Problem to solve: Return the whole listing, keeping every character the same.

Structured figure records:
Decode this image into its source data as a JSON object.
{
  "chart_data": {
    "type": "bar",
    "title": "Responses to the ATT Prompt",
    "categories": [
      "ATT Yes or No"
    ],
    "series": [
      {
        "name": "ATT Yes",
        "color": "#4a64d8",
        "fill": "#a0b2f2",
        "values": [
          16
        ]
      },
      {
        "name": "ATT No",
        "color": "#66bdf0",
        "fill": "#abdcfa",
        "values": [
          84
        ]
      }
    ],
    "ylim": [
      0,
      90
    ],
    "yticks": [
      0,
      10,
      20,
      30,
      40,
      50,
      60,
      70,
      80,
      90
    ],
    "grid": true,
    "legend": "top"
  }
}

Answer to this problem:
Decode this image into its source data as a JSON object.
{
  "chart_data": {
    "type": "bar",
    "title": "Responses to the ATT Prompt",
    "categories": [
      "ATT Yes or No"
    ],
    "series": [
      {
        "name": "ATT Yes",
        "color": "#4a64d8",
        "fill": "#a0b2f2",
        "values": [
          16
        ]
      },
      {
        "name": "ATT No",
        "color": "#66bdf0",
        "fill": "#abdcfa",
        "values": [
          84
        ]
      }
    ],
    "ylim": [
      0,
      90
    ],
    "yticks": [
      0,
      10,
      20,
      30,
      40,
      50,
      60,
      70,
      80,
      90
    ],
    "grid": true,
    "legend": "top"
  }
}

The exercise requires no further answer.